PROBLEM STATEMENT: Reproduce each line exactly.

··· SUPPLIED ENTRIES

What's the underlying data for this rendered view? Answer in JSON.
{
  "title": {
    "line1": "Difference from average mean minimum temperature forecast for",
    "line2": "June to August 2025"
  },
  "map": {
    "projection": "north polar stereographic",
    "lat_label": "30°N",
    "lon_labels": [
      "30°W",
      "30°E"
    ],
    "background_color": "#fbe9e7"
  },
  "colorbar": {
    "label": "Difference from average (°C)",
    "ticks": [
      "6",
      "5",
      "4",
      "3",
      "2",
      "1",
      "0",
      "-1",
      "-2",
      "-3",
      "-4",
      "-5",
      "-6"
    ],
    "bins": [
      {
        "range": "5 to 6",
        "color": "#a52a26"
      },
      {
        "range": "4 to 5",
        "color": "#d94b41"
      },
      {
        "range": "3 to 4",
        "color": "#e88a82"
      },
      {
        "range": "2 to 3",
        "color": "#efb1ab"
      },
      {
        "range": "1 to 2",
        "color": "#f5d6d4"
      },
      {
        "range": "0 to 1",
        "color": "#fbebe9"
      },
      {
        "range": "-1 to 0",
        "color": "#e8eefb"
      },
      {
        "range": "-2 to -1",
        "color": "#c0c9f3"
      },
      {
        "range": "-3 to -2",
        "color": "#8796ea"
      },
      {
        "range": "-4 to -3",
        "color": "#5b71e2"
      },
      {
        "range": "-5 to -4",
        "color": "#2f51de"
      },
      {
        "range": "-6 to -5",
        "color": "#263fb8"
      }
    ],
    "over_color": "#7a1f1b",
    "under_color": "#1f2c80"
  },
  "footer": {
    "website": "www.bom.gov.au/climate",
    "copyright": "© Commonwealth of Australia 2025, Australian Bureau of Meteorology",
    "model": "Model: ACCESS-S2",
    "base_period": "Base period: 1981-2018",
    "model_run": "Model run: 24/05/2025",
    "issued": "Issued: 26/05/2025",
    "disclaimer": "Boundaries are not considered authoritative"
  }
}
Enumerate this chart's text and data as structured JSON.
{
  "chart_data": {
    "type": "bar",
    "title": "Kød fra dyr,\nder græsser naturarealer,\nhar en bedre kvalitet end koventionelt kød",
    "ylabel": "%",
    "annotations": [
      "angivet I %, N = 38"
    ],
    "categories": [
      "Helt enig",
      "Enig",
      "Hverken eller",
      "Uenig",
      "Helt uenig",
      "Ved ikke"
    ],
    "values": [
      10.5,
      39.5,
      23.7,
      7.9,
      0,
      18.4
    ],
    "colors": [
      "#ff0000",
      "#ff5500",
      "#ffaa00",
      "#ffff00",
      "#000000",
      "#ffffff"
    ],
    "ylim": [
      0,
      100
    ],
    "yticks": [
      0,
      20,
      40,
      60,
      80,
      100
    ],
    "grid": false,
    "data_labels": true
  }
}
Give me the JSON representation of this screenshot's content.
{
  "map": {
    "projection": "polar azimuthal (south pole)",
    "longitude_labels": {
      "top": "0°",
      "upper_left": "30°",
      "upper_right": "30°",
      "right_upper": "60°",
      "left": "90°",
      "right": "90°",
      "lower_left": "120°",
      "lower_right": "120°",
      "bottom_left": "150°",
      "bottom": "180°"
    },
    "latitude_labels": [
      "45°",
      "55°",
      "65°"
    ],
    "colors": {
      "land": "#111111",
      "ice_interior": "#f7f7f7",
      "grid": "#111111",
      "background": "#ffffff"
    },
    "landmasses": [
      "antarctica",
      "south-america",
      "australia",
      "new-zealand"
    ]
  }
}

······

RESPONSE BELOW:
What's the underlying data for this rendered view? Answer in JSON.
{
  "title": {
    "line1": "Difference from average mean minimum temperature forecast for",
    "line2": "June to August 2025"
  },
  "map": {
    "projection": "north polar stereographic",
    "lat_label": "30°N",
    "lon_labels": [
      "30°W",
      "30°E"
    ],
    "background_color": "#fbe9e7"
  },
  "colorbar": {
    "label": "Difference from average (°C)",
    "ticks": [
      "6",
      "5",
      "4",
      "3",
      "2",
      "1",
      "0",
      "-1",
      "-2",
      "-3",
      "-4",
      "-5",
      "-6"
    ],
    "bins": [
      {
        "range": "5 to 6",
        "color": "#a52a26"
      },
      {
        "range": "4 to 5",
        "color": "#d94b41"
      },
      {
        "range": "3 to 4",
        "color": "#e88a82"
      },
      {
        "range": "2 to 3",
        "color": "#efb1ab"
      },
      {
        "range": "1 to 2",
        "color": "#f5d6d4"
      },
      {
        "range": "0 to 1",
        "color": "#fbebe9"
      },
      {
        "range": "-1 to 0",
        "color": "#e8eefb"
      },
      {
        "range": "-2 to -1",
        "color": "#c0c9f3"
      },
      {
        "range": "-3 to -2",
        "color": "#8796ea"
      },
      {
        "range": "-4 to -3",
        "color": "#5b71e2"
      },
      {
        "range": "-5 to -4",
        "color": "#2f51de"
      },
      {
        "range": "-6 to -5",
        "color": "#263fb8"
      }
    ],
    "over_color": "#7a1f1b",
    "under_color": "#1f2c80"
  },
  "footer": {
    "website": "www.bom.gov.au/climate",
    "copyright": "© Commonwealth of Australia 2025, Australian Bureau of Meteorology",
    "model": "Model: ACCESS-S2",
    "base_period": "Base period: 1981-2018",
    "model_run": "Model run: 24/05/2025",
    "issued": "Issued: 26/05/2025",
    "disclaimer": "Boundaries are not considered authoritative"
  }
}
Enumerate this chart's text and data as structured JSON.
{
  "chart_data": {
    "type": "bar",
    "title": "Kød fra dyr,\nder græsser naturarealer,\nhar en bedre kvalitet end koventionelt kød",
    "ylabel": "%",
    "annotations": [
      "angivet I %, N = 38"
    ],
    "categories": [
      "Helt enig",
      "Enig",
      "Hverken eller",
      "Uenig",
      "Helt uenig",
      "Ved ikke"
    ],
    "values": [
      10.5,
      39.5,
      23.7,
      7.9,
      0,
      18.4
    ],
    "colors": [
      "#ff0000",
      "#ff5500",
      "#ffaa00",
      "#ffff00",
      "#000000",
      "#ffffff"
    ],
    "ylim": [
      0,
      100
    ],
    "yticks": [
      0,
      20,
      40,
      60,
      80,
      100
    ],
    "grid": false,
    "data_labels": true
  }
}
Give me the JSON representation of this screenshot's content.
{
  "map": {
    "projection": "polar azimuthal (south pole)",
    "longitude_labels": {
      "top": "0°",
      "upper_left": "30°",
      "upper_right": "30°",
      "right_upper": "60°",
      "left": "90°",
      "right": "90°",
      "lower_left": "120°",
      "lower_right": "120°",
      "bottom_left": "150°",
      "bottom": "180°"
    },
    "latitude_labels": [
      "45°",
      "55°",
      "65°"
    ],
    "colors": {
      "land": "#111111",
      "ice_interior": "#f7f7f7",
      "grid": "#111111",
      "background": "#ffffff"
    },
    "landmasses": [
      "antarctica",
      "south-america",
      "australia",
      "new-zealand"
    ]
  }
}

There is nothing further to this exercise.